List all lines of the data containing the word "административных".

Data supplied
--------------------------------
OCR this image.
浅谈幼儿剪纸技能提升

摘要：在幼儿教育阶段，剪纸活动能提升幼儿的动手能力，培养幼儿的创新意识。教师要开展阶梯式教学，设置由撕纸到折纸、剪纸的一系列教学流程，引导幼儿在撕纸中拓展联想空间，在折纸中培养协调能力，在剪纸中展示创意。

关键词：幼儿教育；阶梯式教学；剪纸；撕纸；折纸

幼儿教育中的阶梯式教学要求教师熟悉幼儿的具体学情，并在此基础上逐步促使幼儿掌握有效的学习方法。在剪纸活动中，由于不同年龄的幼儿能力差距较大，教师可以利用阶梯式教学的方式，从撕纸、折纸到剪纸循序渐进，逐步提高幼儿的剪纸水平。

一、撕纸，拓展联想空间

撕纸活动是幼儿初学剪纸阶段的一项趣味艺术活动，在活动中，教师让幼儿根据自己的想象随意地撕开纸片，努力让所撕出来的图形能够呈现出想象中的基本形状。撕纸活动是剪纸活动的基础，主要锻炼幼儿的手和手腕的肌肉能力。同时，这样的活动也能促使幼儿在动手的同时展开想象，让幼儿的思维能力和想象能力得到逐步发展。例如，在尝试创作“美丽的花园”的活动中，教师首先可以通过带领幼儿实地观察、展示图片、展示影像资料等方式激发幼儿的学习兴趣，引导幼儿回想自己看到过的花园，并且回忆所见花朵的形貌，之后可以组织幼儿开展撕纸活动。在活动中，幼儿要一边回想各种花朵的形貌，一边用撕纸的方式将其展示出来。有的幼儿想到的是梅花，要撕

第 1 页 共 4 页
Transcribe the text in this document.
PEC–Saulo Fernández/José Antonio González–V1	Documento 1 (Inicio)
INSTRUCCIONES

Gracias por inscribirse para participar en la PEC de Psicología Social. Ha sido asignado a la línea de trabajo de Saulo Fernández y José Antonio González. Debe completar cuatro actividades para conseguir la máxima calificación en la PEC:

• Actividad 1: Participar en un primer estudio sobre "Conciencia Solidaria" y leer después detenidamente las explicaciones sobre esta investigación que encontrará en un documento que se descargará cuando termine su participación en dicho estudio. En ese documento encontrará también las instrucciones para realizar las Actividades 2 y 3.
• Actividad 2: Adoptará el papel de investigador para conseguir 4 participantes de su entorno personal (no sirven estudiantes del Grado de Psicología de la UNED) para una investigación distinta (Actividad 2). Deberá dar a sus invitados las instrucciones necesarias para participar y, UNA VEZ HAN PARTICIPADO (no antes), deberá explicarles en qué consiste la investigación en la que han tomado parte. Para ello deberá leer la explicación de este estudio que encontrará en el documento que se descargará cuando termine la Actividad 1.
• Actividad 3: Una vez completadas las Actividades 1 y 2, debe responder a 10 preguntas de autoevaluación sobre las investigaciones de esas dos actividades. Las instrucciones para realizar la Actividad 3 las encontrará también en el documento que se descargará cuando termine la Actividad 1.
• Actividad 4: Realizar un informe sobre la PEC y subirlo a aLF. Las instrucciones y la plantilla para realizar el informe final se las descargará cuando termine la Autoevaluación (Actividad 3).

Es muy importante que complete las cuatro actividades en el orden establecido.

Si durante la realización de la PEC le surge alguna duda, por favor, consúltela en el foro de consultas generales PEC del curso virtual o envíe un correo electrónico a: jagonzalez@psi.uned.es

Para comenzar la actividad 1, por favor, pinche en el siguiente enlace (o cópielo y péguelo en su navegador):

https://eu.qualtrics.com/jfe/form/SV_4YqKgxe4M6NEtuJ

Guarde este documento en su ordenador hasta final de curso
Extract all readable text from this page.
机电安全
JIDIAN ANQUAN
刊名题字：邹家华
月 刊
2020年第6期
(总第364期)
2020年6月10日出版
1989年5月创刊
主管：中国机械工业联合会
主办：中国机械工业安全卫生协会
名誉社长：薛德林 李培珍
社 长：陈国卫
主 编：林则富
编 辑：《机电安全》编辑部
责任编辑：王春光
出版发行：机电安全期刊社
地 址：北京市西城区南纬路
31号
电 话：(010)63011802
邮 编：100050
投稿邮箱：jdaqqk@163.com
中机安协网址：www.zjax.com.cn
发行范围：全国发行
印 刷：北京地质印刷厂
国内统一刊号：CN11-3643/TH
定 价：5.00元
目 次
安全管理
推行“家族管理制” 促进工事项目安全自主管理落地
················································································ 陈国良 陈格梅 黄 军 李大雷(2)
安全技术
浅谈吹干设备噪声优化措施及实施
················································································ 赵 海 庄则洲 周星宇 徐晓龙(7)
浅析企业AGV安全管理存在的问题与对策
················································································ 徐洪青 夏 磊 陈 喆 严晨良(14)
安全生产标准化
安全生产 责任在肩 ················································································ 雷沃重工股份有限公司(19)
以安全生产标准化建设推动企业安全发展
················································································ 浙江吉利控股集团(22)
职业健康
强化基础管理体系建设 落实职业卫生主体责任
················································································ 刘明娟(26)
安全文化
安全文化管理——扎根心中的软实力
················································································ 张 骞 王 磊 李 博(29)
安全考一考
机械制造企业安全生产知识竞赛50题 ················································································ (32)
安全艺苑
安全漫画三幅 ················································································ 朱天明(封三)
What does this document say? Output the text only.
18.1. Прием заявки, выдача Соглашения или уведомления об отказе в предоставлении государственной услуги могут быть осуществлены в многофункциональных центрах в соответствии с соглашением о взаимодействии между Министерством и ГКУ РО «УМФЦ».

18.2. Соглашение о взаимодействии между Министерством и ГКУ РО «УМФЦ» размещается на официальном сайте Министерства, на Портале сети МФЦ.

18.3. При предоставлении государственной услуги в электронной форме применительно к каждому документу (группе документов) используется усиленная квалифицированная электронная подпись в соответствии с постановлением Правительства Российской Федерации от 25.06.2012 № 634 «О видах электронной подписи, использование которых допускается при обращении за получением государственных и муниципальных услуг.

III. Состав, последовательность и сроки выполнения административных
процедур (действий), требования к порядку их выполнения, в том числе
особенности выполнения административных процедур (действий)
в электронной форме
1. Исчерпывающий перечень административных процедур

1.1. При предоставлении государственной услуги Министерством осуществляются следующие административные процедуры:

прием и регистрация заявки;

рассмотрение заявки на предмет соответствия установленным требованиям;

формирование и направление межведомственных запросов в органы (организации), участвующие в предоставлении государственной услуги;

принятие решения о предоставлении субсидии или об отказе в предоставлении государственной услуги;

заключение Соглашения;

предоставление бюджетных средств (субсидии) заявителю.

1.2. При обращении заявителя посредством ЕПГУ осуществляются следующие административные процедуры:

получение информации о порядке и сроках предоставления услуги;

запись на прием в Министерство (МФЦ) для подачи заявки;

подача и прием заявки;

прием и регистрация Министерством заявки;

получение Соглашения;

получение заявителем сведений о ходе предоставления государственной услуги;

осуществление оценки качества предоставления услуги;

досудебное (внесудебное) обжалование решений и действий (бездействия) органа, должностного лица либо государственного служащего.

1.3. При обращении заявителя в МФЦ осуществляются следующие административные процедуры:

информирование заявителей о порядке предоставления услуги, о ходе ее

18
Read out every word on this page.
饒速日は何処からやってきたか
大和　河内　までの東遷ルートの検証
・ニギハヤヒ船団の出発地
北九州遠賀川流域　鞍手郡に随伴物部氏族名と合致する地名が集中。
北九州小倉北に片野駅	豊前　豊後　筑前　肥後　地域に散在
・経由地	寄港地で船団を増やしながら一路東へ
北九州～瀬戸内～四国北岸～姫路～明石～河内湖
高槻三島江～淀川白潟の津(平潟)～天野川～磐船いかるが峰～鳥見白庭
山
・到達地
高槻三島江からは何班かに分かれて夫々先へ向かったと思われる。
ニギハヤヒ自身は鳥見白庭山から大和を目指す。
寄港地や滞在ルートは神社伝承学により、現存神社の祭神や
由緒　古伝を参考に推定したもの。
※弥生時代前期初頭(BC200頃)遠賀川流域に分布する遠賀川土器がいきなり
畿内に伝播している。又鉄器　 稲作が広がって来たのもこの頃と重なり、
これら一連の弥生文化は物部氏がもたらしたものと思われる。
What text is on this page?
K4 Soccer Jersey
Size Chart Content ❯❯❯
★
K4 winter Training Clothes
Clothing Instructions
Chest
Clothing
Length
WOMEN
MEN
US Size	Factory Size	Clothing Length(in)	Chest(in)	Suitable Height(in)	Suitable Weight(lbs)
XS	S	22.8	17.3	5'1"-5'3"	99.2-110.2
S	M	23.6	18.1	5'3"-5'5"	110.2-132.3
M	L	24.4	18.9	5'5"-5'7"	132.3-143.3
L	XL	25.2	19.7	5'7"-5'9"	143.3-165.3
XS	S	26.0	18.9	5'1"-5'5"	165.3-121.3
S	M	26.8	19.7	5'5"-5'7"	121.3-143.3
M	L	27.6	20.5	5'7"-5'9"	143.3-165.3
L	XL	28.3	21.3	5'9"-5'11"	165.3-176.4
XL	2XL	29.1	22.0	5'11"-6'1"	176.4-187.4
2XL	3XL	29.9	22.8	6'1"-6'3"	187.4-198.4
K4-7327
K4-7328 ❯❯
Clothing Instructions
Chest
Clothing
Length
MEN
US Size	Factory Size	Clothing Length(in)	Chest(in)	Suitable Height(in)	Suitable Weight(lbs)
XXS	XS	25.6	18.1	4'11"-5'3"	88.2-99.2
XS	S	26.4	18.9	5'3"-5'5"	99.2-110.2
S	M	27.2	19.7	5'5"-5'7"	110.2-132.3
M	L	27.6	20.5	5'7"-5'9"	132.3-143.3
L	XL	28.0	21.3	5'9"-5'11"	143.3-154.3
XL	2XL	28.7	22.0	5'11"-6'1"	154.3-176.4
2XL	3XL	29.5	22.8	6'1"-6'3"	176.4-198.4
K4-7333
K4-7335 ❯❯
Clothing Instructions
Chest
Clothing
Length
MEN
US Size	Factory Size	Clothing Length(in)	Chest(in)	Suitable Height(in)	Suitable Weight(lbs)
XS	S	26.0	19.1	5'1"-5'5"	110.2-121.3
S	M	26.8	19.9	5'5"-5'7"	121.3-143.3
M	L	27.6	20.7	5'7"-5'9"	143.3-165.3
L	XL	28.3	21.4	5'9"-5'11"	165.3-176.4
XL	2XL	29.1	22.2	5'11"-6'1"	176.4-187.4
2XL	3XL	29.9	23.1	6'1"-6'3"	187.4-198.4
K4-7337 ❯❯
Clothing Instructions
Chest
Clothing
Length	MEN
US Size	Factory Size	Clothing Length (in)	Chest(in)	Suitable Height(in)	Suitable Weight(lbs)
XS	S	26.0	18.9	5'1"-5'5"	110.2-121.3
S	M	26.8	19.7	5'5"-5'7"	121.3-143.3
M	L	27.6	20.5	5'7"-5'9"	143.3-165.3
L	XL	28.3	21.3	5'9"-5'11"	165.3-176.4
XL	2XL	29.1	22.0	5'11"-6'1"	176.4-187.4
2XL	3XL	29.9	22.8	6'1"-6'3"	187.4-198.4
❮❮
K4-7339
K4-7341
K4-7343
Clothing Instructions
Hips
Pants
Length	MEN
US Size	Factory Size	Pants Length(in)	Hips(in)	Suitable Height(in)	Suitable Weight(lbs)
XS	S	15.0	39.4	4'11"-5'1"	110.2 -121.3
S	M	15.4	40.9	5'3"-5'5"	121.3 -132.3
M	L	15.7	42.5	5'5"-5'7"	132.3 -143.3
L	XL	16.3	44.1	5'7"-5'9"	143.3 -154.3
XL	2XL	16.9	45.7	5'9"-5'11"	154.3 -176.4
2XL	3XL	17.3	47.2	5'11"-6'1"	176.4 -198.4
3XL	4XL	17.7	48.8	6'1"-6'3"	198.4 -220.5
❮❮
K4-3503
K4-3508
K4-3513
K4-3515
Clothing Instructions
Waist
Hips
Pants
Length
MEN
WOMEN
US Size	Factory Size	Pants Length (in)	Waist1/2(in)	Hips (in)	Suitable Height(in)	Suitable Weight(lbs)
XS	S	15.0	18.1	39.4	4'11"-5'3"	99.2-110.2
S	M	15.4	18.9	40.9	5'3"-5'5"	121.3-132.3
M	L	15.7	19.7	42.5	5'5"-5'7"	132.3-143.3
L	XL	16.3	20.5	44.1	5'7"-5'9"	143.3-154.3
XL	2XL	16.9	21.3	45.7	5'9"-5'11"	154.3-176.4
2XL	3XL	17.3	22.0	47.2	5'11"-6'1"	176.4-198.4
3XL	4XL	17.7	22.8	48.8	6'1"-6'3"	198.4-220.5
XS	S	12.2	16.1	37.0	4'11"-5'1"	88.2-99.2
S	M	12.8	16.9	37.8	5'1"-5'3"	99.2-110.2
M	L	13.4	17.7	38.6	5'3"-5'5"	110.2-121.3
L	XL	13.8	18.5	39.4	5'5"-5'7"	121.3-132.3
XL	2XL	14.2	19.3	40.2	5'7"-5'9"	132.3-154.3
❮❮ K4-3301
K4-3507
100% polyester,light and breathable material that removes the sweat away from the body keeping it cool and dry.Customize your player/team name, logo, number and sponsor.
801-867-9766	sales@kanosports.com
--------------------------------
Full response
III. Состав, последовательность и сроки выполнения административных
особенности выполнения административных процедур (действий)
1. Исчерпывающий перечень административных процедур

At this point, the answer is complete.